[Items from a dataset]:
════════════════
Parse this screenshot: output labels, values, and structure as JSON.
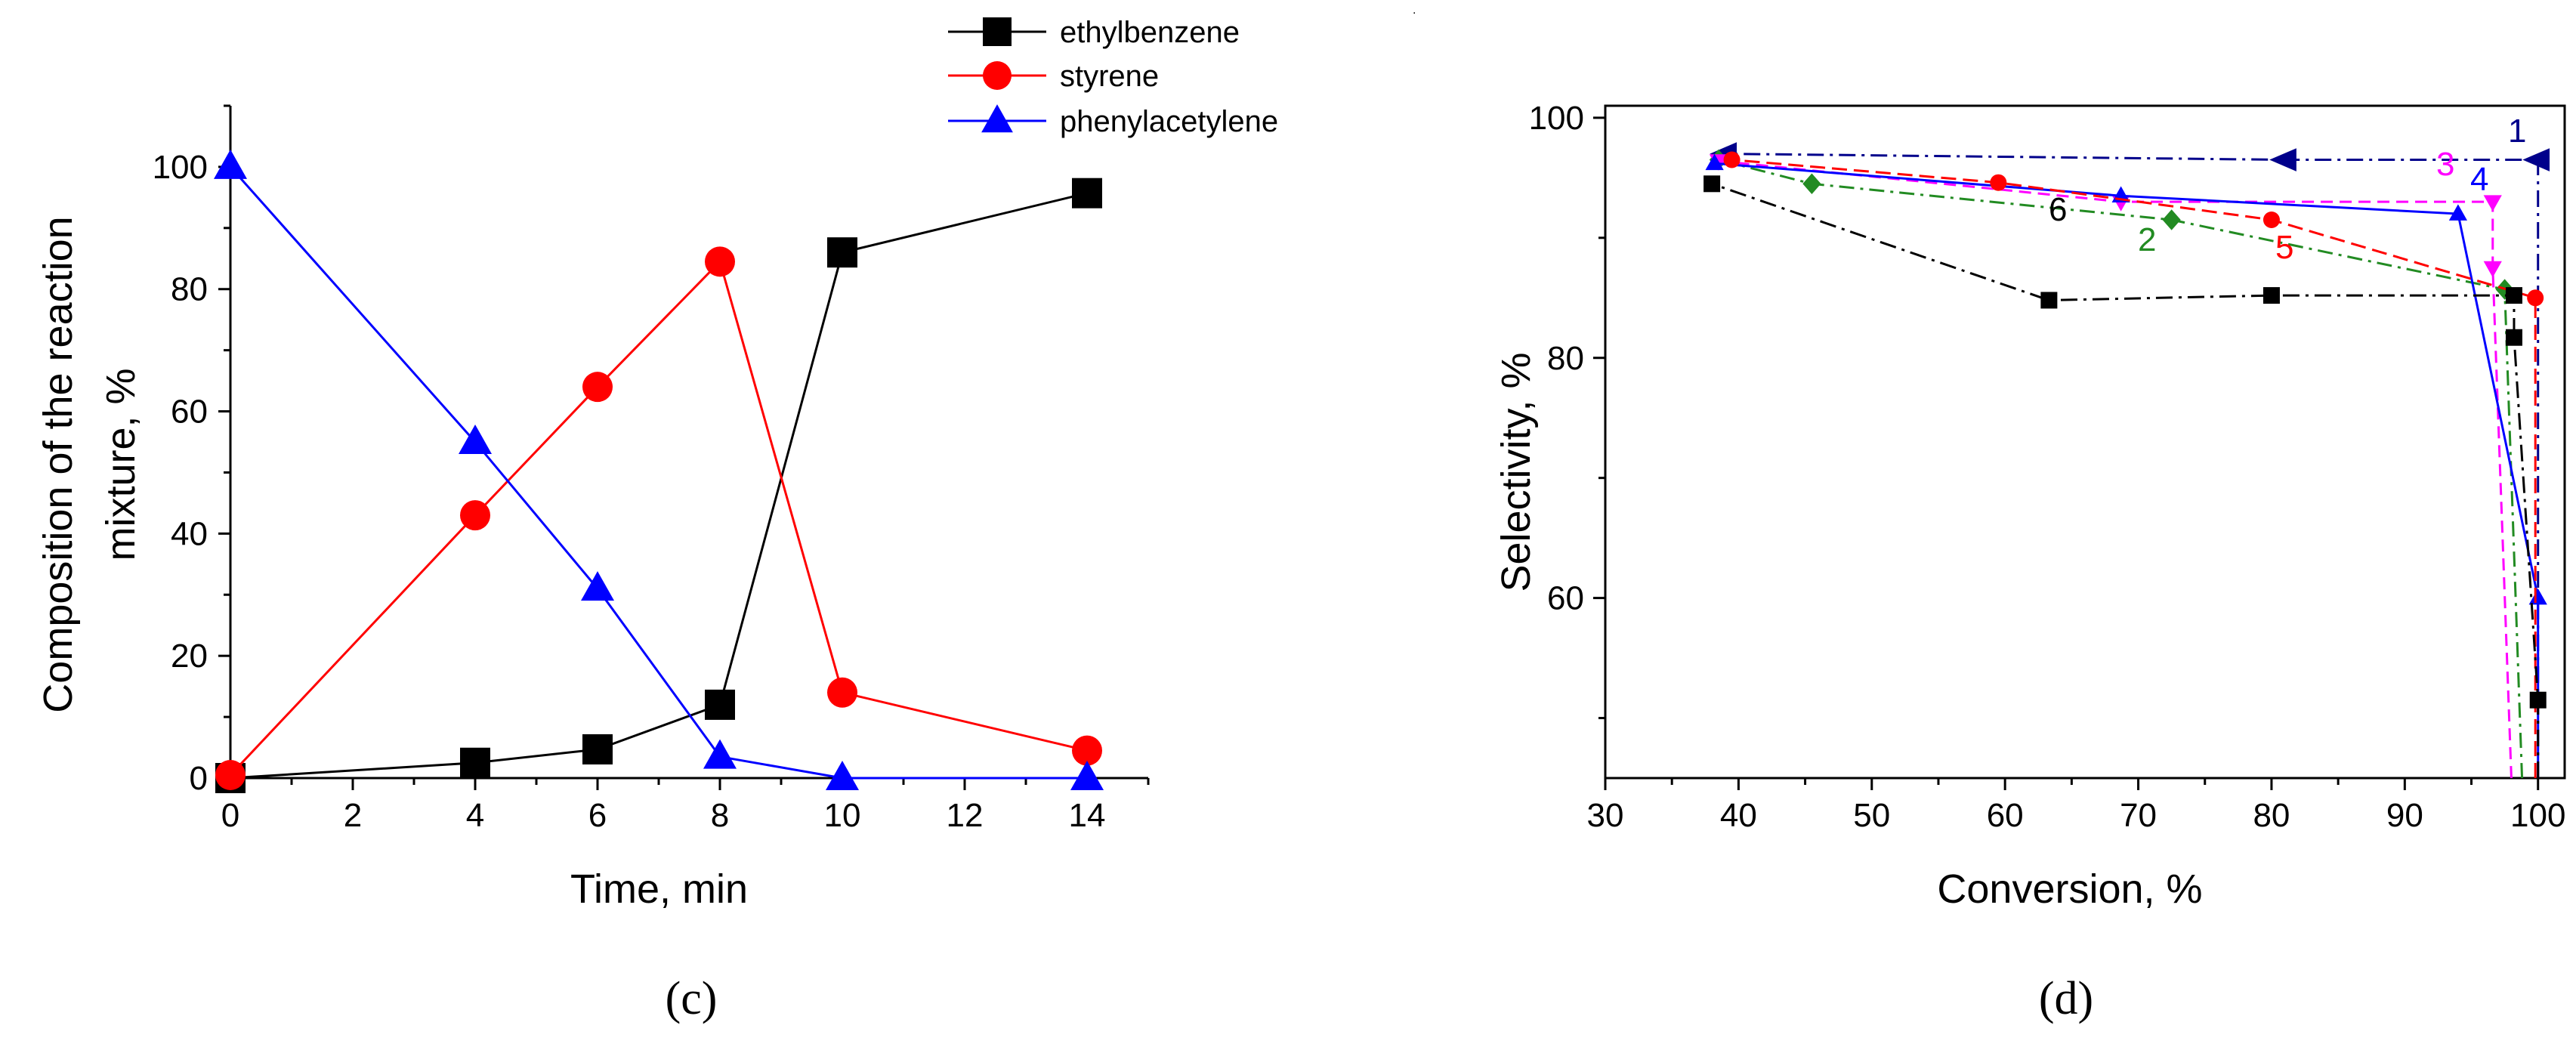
{
  "colors": {
    "ethylbenzene": "#000000",
    "styrene": "#ff0000",
    "phenylacetylene": "#0000ff",
    "curve1": "#00008b",
    "curve2": "#228b22",
    "curve3": "#ff00ff",
    "curve4": "#0000ff",
    "curve5": "#ff0000",
    "curve6": "#000000"
  },
  "chart_data": [
    {
      "type": "line",
      "panel_label": "(c)",
      "panel_label_letter": "c",
      "title": "",
      "xlabel": "Time, min",
      "ylabel_line1": "Composition of the reaction",
      "ylabel_line2": "mixture, %",
      "xlim": [
        0,
        15
      ],
      "ylim": [
        0,
        110
      ],
      "xticks": [
        0,
        2,
        4,
        6,
        8,
        10,
        12,
        14
      ],
      "yticks": [
        0,
        20,
        40,
        60,
        80,
        100
      ],
      "grid": false,
      "legend_position": "top-right, above plot",
      "series": [
        {
          "name": "ethylbenzene",
          "marker": "square",
          "x": [
            0,
            4,
            6,
            8,
            10,
            14
          ],
          "y": [
            0,
            2.5,
            4.7,
            12,
            86,
            95.7
          ]
        },
        {
          "name": "styrene",
          "marker": "circle",
          "x": [
            0,
            4,
            6,
            8,
            10,
            14
          ],
          "y": [
            0.5,
            43,
            64,
            84.5,
            14,
            4.5
          ]
        },
        {
          "name": "phenylacetylene",
          "marker": "triangle",
          "x": [
            0,
            4,
            6,
            8,
            10,
            14
          ],
          "y": [
            100,
            55,
            31,
            3.5,
            0,
            0
          ]
        }
      ]
    },
    {
      "type": "line",
      "panel_label": "(d)",
      "panel_label_letter": "d",
      "title": "",
      "xlabel": "Conversion, %",
      "ylabel": "Selectivity, %",
      "xlim": [
        30,
        102
      ],
      "ylim": [
        45,
        101
      ],
      "xticks": [
        30,
        40,
        50,
        60,
        70,
        80,
        90,
        100
      ],
      "yticks": [
        60,
        80,
        100
      ],
      "grid": false,
      "series": [
        {
          "name": "1",
          "marker": "arrow-left",
          "x": [
            100,
            100,
            81,
            39
          ],
          "y": [
            45,
            96.5,
            96.5,
            97
          ]
        },
        {
          "name": "2",
          "marker": "diamond",
          "x": [
            98.8,
            97.5,
            72.5,
            45.5,
            38.5
          ],
          "y": [
            45,
            85.7,
            91.5,
            94.5,
            96.5
          ]
        },
        {
          "name": "3",
          "marker": "triangle-down",
          "x": [
            98,
            96.6,
            96.6,
            68.7,
            38.5
          ],
          "y": [
            45,
            87.5,
            93,
            93,
            96.4
          ]
        },
        {
          "name": "4",
          "marker": "triangle",
          "x": [
            100,
            100,
            94,
            68.7,
            38.2
          ],
          "y": [
            45,
            60,
            92,
            93.5,
            96.2
          ]
        },
        {
          "name": "5",
          "marker": "circle",
          "x": [
            99.8,
            99.8,
            80,
            59.5,
            39.5
          ],
          "y": [
            45,
            85,
            91.5,
            94.6,
            96.5
          ]
        },
        {
          "name": "6",
          "marker": "square",
          "x": [
            100,
            100,
            98.2,
            98.2,
            80,
            63.3,
            38
          ],
          "y": [
            45,
            51.5,
            81.7,
            85.2,
            85.2,
            84.8,
            94.5
          ]
        }
      ]
    }
  ]
}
════════════════
[Given request]: Output the full set of records above without changing a word, and drop the images.

[Task output]:
Parse this screenshot: output labels, values, and structure as JSON.
{
  "colors": {
    "ethylbenzene": "#000000",
    "styrene": "#ff0000",
    "phenylacetylene": "#0000ff",
    "curve1": "#00008b",
    "curve2": "#228b22",
    "curve3": "#ff00ff",
    "curve4": "#0000ff",
    "curve5": "#ff0000",
    "curve6": "#000000"
  },
  "chart_data": [
    {
      "type": "line",
      "panel_label": "(c)",
      "panel_label_letter": "c",
      "title": "",
      "xlabel": "Time, min",
      "ylabel_line1": "Composition of the reaction",
      "ylabel_line2": "mixture, %",
      "xlim": [
        0,
        15
      ],
      "ylim": [
        0,
        110
      ],
      "xticks": [
        0,
        2,
        4,
        6,
        8,
        10,
        12,
        14
      ],
      "yticks": [
        0,
        20,
        40,
        60,
        80,
        100
      ],
      "grid": false,
      "legend_position": "top-right, above plot",
      "series": [
        {
          "name": "ethylbenzene",
          "marker": "square",
          "x": [
            0,
            4,
            6,
            8,
            10,
            14
          ],
          "y": [
            0,
            2.5,
            4.7,
            12,
            86,
            95.7
          ]
        },
        {
          "name": "styrene",
          "marker": "circle",
          "x": [
            0,
            4,
            6,
            8,
            10,
            14
          ],
          "y": [
            0.5,
            43,
            64,
            84.5,
            14,
            4.5
          ]
        },
        {
          "name": "phenylacetylene",
          "marker": "triangle",
          "x": [
            0,
            4,
            6,
            8,
            10,
            14
          ],
          "y": [
            100,
            55,
            31,
            3.5,
            0,
            0
          ]
        }
      ]
    },
    {
      "type": "line",
      "panel_label": "(d)",
      "panel_label_letter": "d",
      "title": "",
      "xlabel": "Conversion, %",
      "ylabel": "Selectivity, %",
      "xlim": [
        30,
        102
      ],
      "ylim": [
        45,
        101
      ],
      "xticks": [
        30,
        40,
        50,
        60,
        70,
        80,
        90,
        100
      ],
      "yticks": [
        60,
        80,
        100
      ],
      "grid": false,
      "series": [
        {
          "name": "1",
          "marker": "arrow-left",
          "x": [
            100,
            100,
            81,
            39
          ],
          "y": [
            45,
            96.5,
            96.5,
            97
          ]
        },
        {
          "name": "2",
          "marker": "diamond",
          "x": [
            98.8,
            97.5,
            72.5,
            45.5,
            38.5
          ],
          "y": [
            45,
            85.7,
            91.5,
            94.5,
            96.5
          ]
        },
        {
          "name": "3",
          "marker": "triangle-down",
          "x": [
            98,
            96.6,
            96.6,
            68.7,
            38.5
          ],
          "y": [
            45,
            87.5,
            93,
            93,
            96.4
          ]
        },
        {
          "name": "4",
          "marker": "triangle",
          "x": [
            100,
            100,
            94,
            68.7,
            38.2
          ],
          "y": [
            45,
            60,
            92,
            93.5,
            96.2
          ]
        },
        {
          "name": "5",
          "marker": "circle",
          "x": [
            99.8,
            99.8,
            80,
            59.5,
            39.5
          ],
          "y": [
            45,
            85,
            91.5,
            94.6,
            96.5
          ]
        },
        {
          "name": "6",
          "marker": "square",
          "x": [
            100,
            100,
            98.2,
            98.2,
            80,
            63.3,
            38
          ],
          "y": [
            45,
            51.5,
            81.7,
            85.2,
            85.2,
            84.8,
            94.5
          ]
        }
      ]
    }
  ]
}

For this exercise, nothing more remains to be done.